# [What you will do]
Copy out each line of the material below that holds the string "головнаго".

**** Data section

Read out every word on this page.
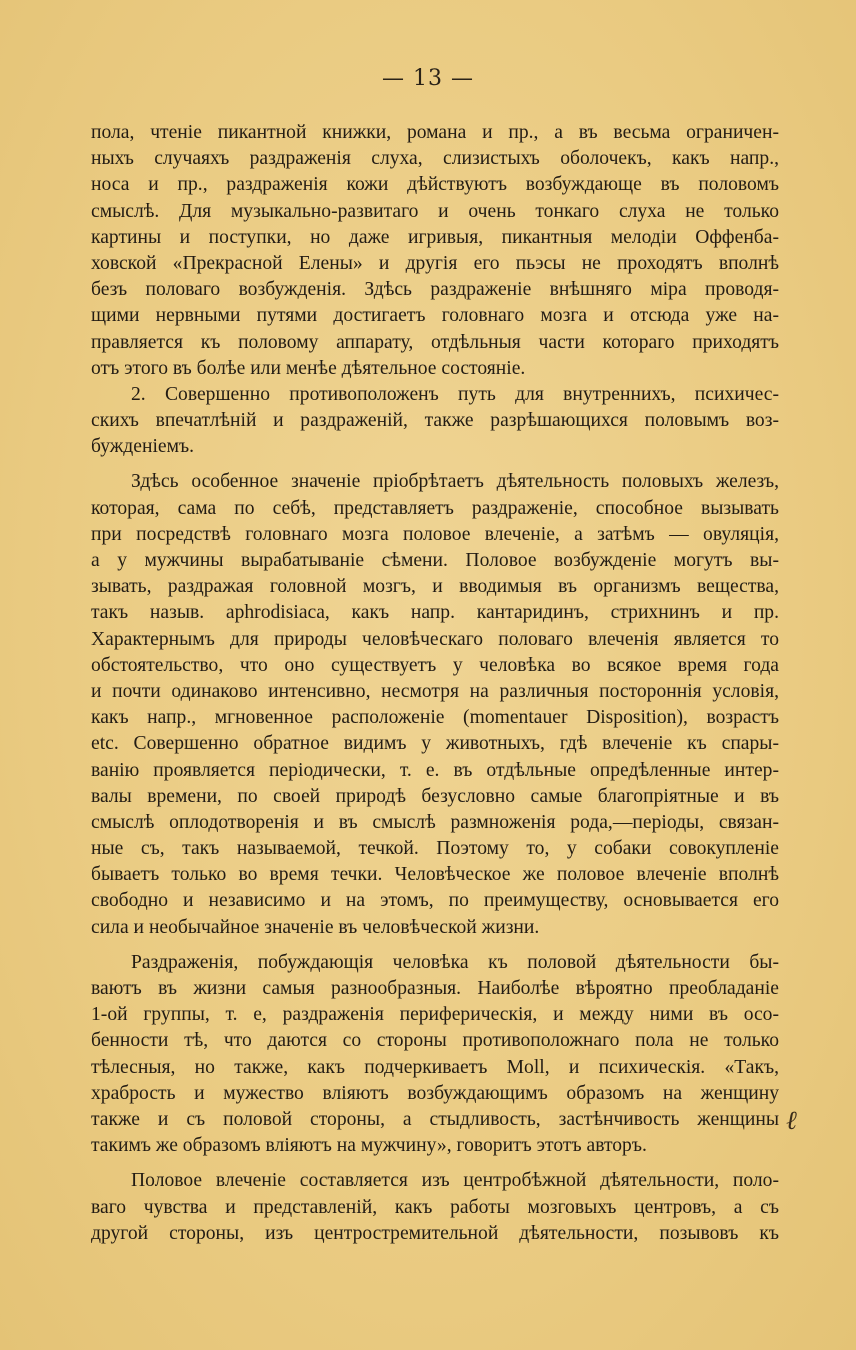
— 13 —
пола, чтеніе пикантной книжки, романа и пр., а въ весьма ограничен-
ныхъ случаяхъ раздраженія слуха, слизистыхъ оболочекъ, какъ напр.,
носа и пр., раздраженія кожи дѣйствуютъ возбуждающе въ половомъ
смыслѣ. Для музыкально-развитаго и очень тонкаго слуха не только
картины и поступки, но даже игривыя, пикантныя мелодіи Оффенба-
ховской «Прекрасной Елены» и другія его пьэсы не проходятъ вполнѣ
безъ половаго возбужденія. Здѣсь раздраженіе внѣшняго міра проводя-
щими нервными путями достигаетъ головнаго мозга и отсюда уже на-
правляется къ половому аппарату, отдѣльныя части котораго приходятъ
отъ этого въ болѣе или менѣе дѣятельное состояніе.
2. Совершенно противоположенъ путь для внутреннихъ, психичес-
скихъ впечатлѣній и раздраженій, также разрѣшающихся половымъ воз-
бужденіемъ.
Здѣсь особенное значеніе пріобрѣтаетъ дѣятельность половыхъ железъ,
которая, сама по себѣ, представляетъ раздраженіе, способное вызывать
при посредствѣ головнаго мозга половое влеченіе, а затѣмъ — овуляція,
а у мужчины вырабатываніе сѣмени. Половое возбужденіе могутъ вы-
зывать, раздражая головной мозгъ, и вводимыя въ организмъ вещества,
такъ назыв. aphrodisiaca, какъ напр. кантаридинъ, стрихнинъ и пр.
Характернымъ для природы человѣческаго половаго влеченія является то
обстоятельство, что оно существуетъ у человѣка во всякое время года
и почти одинаково интенсивно, несмотря на различныя постороннія условія,
какъ напр., мгновенное расположеніе (momentauer Disposition), возрастъ
etc. Совершенно обратное видимъ у животныхъ, гдѣ влеченіе къ спары-
ванію проявляется періодически, т. е. въ отдѣльные опредѣленные интер-
валы времени, по своей природѣ безусловно самые благопріятные и въ
смыслѣ оплодотворенія и въ смыслѣ размноженія рода,—періоды, связан-
ные съ, такъ называемой, течкой. Поэтому то, у собаки совокупленіе
бываетъ только во время течки. Человѣческое же половое влеченіе вполнѣ
свободно и независимо и на этомъ, по преимуществу, основывается его
сила и необычайное значеніе въ человѣческой жизни.
Раздраженія, побуждающія человѣка къ половой дѣятельности бы-
ваютъ въ жизни самыя разнообразныя. Наиболѣе вѣроятно преобладаніе
1-ой группы, т. е, раздраженія периферическія, и между ними въ осо-
бенности тѣ, что даются со стороны противоположнаго пола не только
тѣлесныя, но также, какъ подчеркиваетъ Moll, и психическія. «Такъ,
храбрость и мужество вліяютъ возбуждающимъ образомъ на женщину
также и съ половой стороны, а стыдливость, застѣнчивость женщины
такимъ же образомъ вліяютъ на мужчину», говоритъ этотъ авторъ.
Половое влеченіе составляется изъ центробѣжной дѣятельности, поло-
ваго чувства и представленій, какъ работы мозговыхъ центровъ, а съ
другой стороны, изъ центростремительной дѣятельности, позывовъ къ
ℓ
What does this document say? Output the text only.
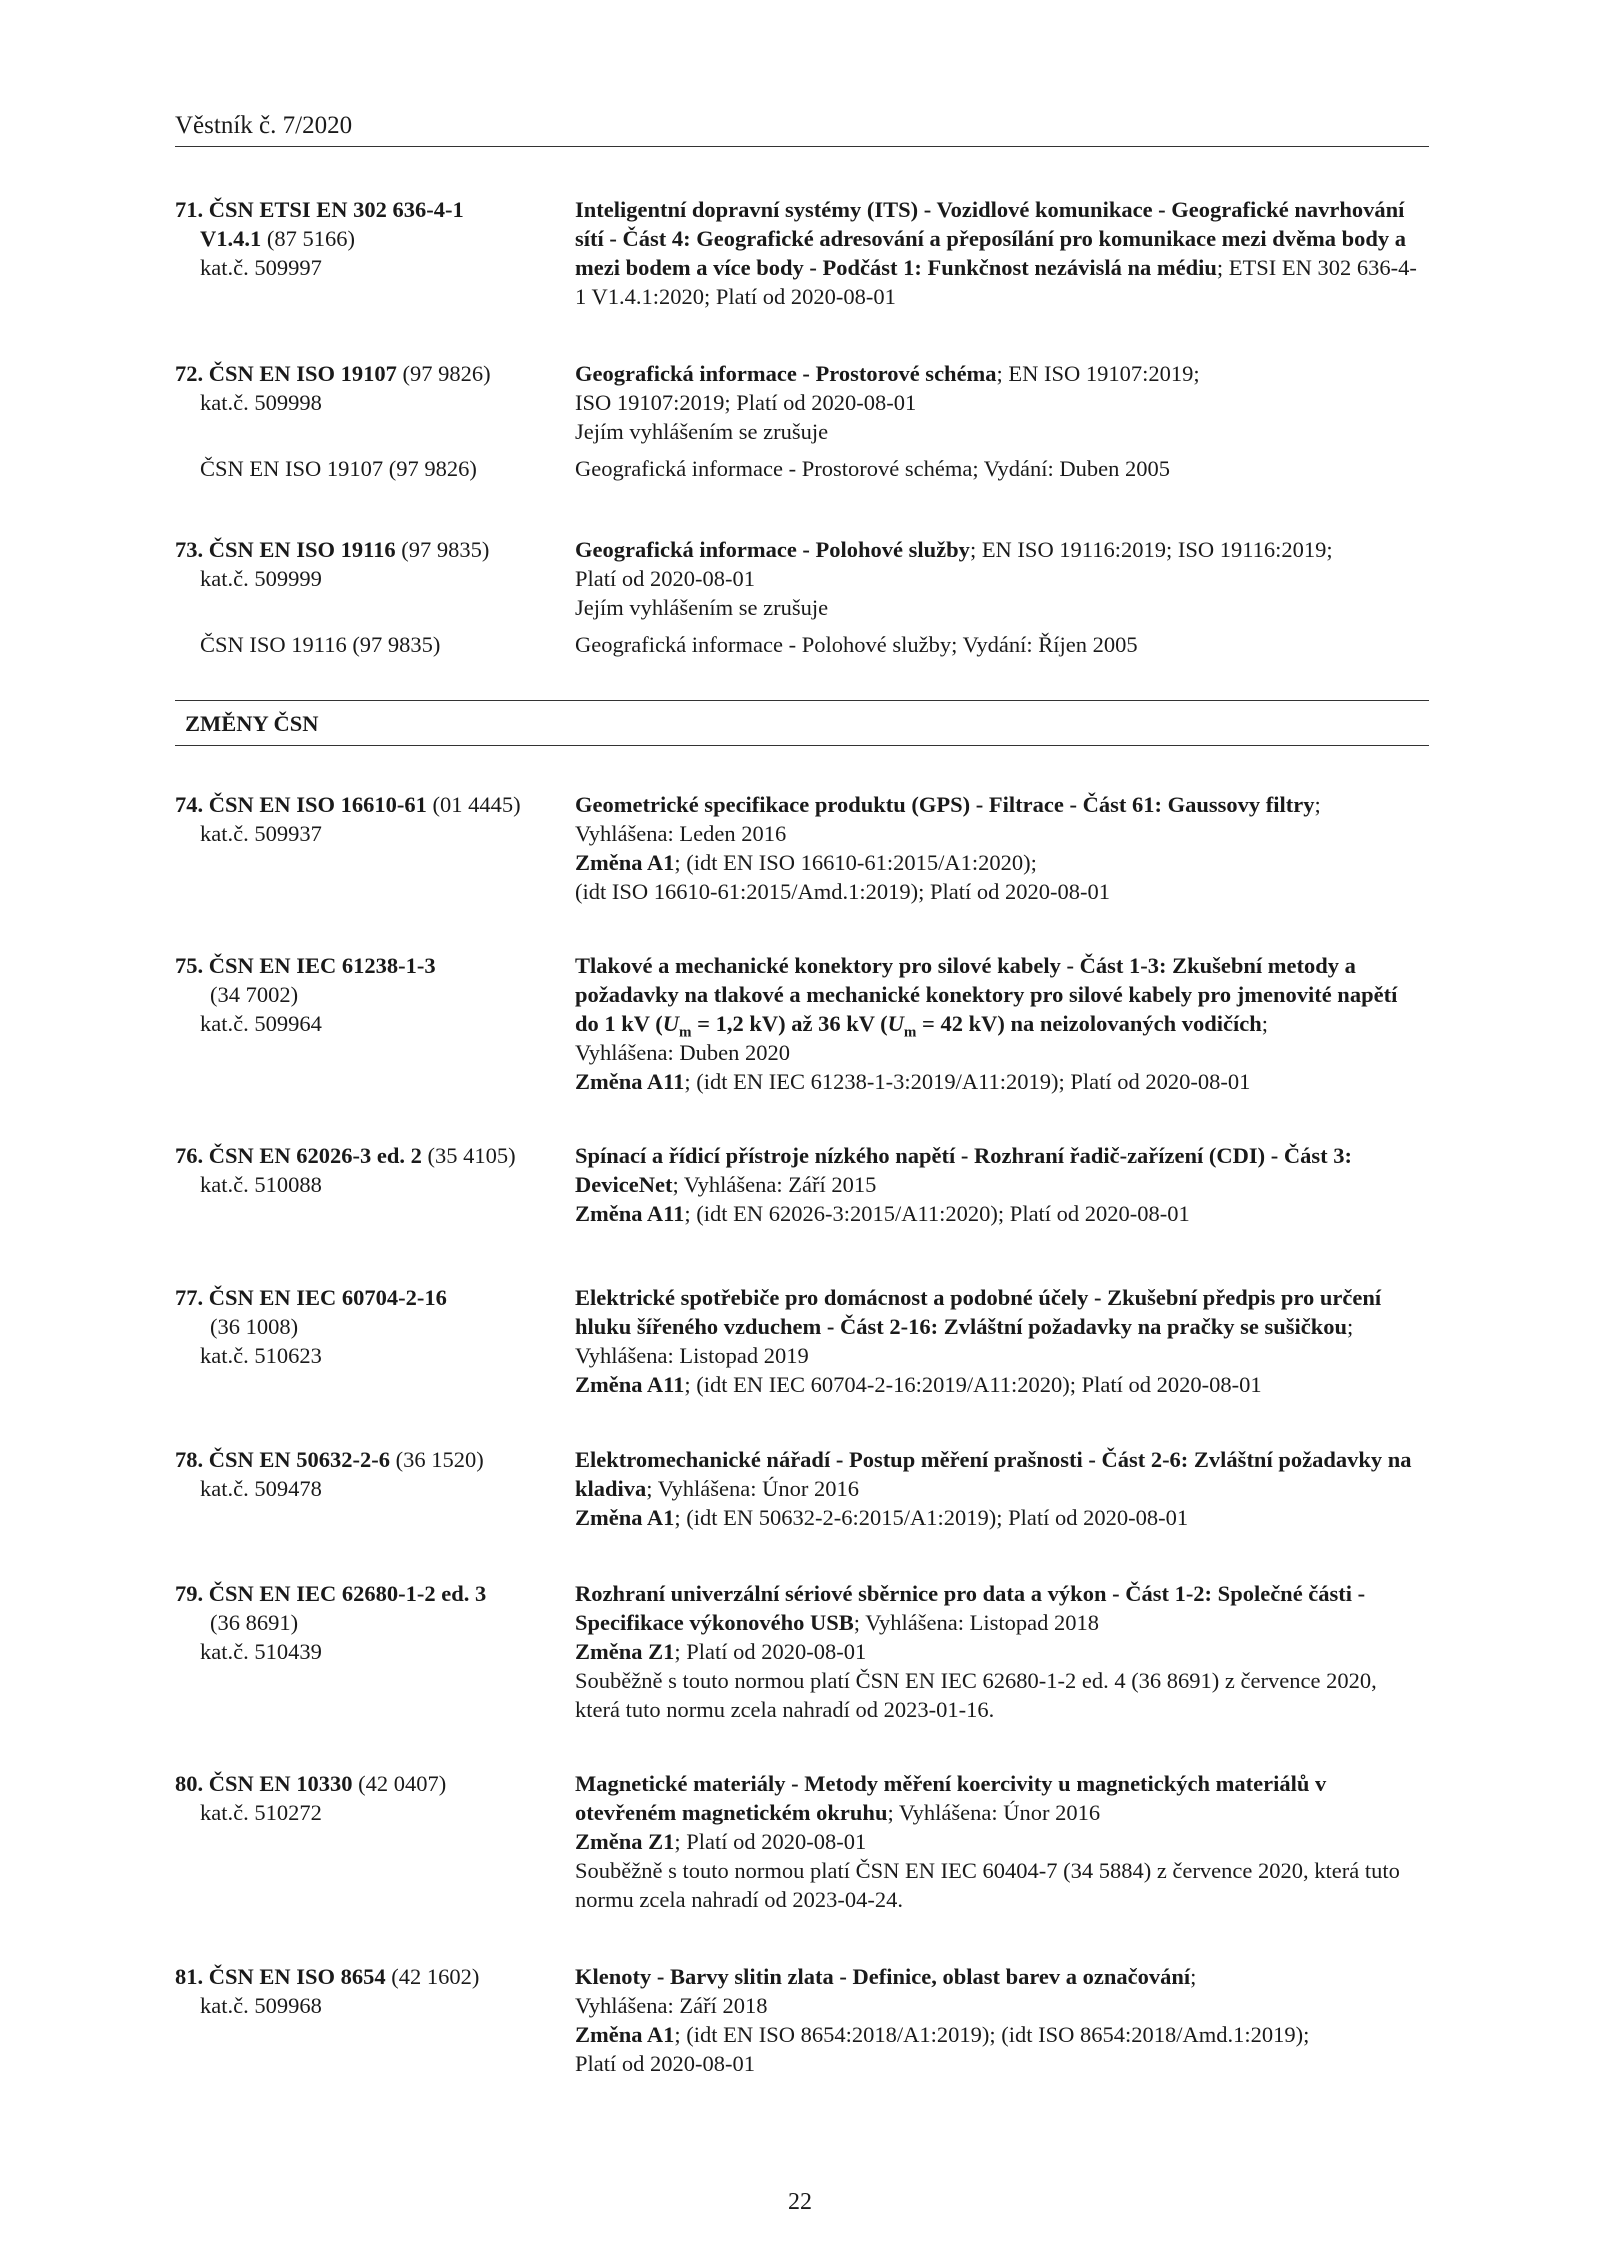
Věstník č. 7/2020
71. ČSN ETSI EN 302 636-4-1
V1.4.1 (87 5166)
kat.č. 509997
Inteligentní dopravní systémy (ITS) - Vozidlové komunikace - Geografické navrhování sítí - Část 4: Geografické adresování a přeposílání pro komunikace mezi dvěma body a mezi bodem a více body - Podčást 1: Funkčnost nezávislá na médiu; ETSI EN 302 636-4-1 V1.4.1:2020; Platí od 2020-08-01
72. ČSN EN ISO 19107 (97 9826)
kat.č. 509998
Geografická informace - Prostorové schéma; EN ISO 19107:2019;
ISO 19107:2019; Platí od 2020-08-01
Jejím vyhlášením se zrušuje
ČSN EN ISO 19107 (97 9826)	Geografická informace - Prostorové schéma; Vydání: Duben 2005
73. ČSN EN ISO 19116 (97 9835)
kat.č. 509999
Geografická informace - Polohové služby; EN ISO 19116:2019; ISO 19116:2019;
Platí od 2020-08-01
Jejím vyhlášením se zrušuje
ČSN ISO 19116 (97 9835)	Geografická informace - Polohové služby; Vydání: Říjen 2005
ZMĚNY ČSN
74. ČSN EN ISO 16610-61 (01 4445)
kat.č. 509937
Geometrické specifikace produktu (GPS) - Filtrace - Část 61: Gaussovy filtry;
Vyhlášena: Leden 2016
Změna A1; (idt EN ISO 16610-61:2015/A1:2020);
(idt ISO 16610-61:2015/Amd.1:2019); Platí od 2020-08-01
75. ČSN EN IEC 61238-1-3
(34 7002)
kat.č. 509964
Tlakové a mechanické konektory pro silové kabely - Část 1-3: Zkušební metody a požadavky na tlakové a mechanické konektory pro silové kabely pro jmenovité napětí do 1 kV ($U_m = 1,2$ kV) až 36 kV ($U_m = 42$ kV) na neizolovaných vodičích;
Vyhlášena: Duben 2020
Změna A11; (idt EN IEC 61238-1-3:2019/A11:2019); Platí od 2020-08-01
76. ČSN EN 62026-3 ed. 2 (35 4105)
kat.č. 510088
Spínací a řídicí přístroje nízkého napětí - Rozhraní řadič-zařízení (CDI) - Část 3: DeviceNet; Vyhlášena: Září 2015
Změna A11; (idt EN 62026-3:2015/A11:2020); Platí od 2020-08-01
77. ČSN EN IEC 60704-2-16
(36 1008)
kat.č. 510623
Elektrické spotřebiče pro domácnost a podobné účely - Zkušební předpis pro určení hluku šířeného vzduchem - Část 2-16: Zvláštní požadavky na pračky se sušičkou; Vyhlášena: Listopad 2019
Změna A11; (idt EN IEC 60704-2-16:2019/A11:2020); Platí od 2020-08-01
78. ČSN EN 50632-2-6 (36 1520)
kat.č. 509478
Elektromechanické nářadí - Postup měření prašnosti - Část 2-6: Zvláštní požadavky na kladiva; Vyhlášena: Únor 2016
Změna A1; (idt EN 50632-2-6:2015/A1:2019); Platí od 2020-08-01
79. ČSN EN IEC 62680-1-2 ed. 3
(36 8691)
kat.č. 510439
Rozhraní univerzální sériové sběrnice pro data a výkon - Část 1-2: Společné části - Specifikace výkonového USB; Vyhlášena: Listopad 2018
Změna Z1; Platí od 2020-08-01
Souběžně s touto normou platí ČSN EN IEC 62680-1-2 ed. 4 (36 8691) z července 2020, která tuto normu zcela nahradí od 2023-01-16.
80. ČSN EN 10330 (42 0407)
kat.č. 510272
Magnetické materiály - Metody měření koercivity u magnetických materiálů v otevřeném magnetickém okruhu; Vyhlášena: Únor 2016
Změna Z1; Platí od 2020-08-01
Souběžně s touto normou platí ČSN EN IEC 60404-7 (34 5884) z července 2020, která tuto normu zcela nahradí od 2023-04-24.
81. ČSN EN ISO 8654 (42 1602)
kat.č. 509968
Klenoty - Barvy slitin zlata - Definice, oblast barev a označování;
Vyhlášena: Září 2018
Změna A1; (idt EN ISO 8654:2018/A1:2019); (idt ISO 8654:2018/Amd.1:2019);
Platí od 2020-08-01
22
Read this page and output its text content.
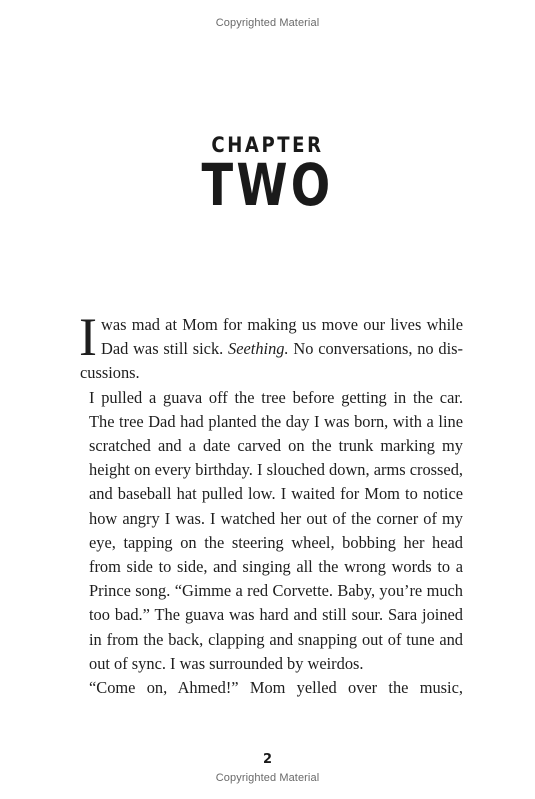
Copyrighted Material
CHAPTER
TWO

I was mad at Mom for making us move our lives while
Dad was still sick. Seething. No conversations, no dis-
cussions.

I pulled a guava off the tree before getting in the car.
The tree Dad had planted the day I was born, with a line
scratched and a date carved on the trunk marking my
height on every birthday. I slouched down, arms crossed,
and baseball hat pulled low. I waited for Mom to notice
how angry I was. I watched her out of the corner of my
eye, tapping on the steering wheel, bobbing her head
from side to side, and singing all the wrong words to a
Prince song. “Gimme a red Corvette. Baby, you’re much
too bad.” The guava was hard and still sour. Sara joined
in from the back, clapping and snapping out of tune and
out of sync. I was surrounded by weirdos.

“Come on, Ahmed!” Mom yelled over the music,

2
Copyrighted Material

********

# [Answer to the exercise]
щими нервными путями достигаетъ головнаго мозга и отсюда уже на-
при посредствѣ головнаго мозга половое влеченіе, а затѣмъ — овуляція,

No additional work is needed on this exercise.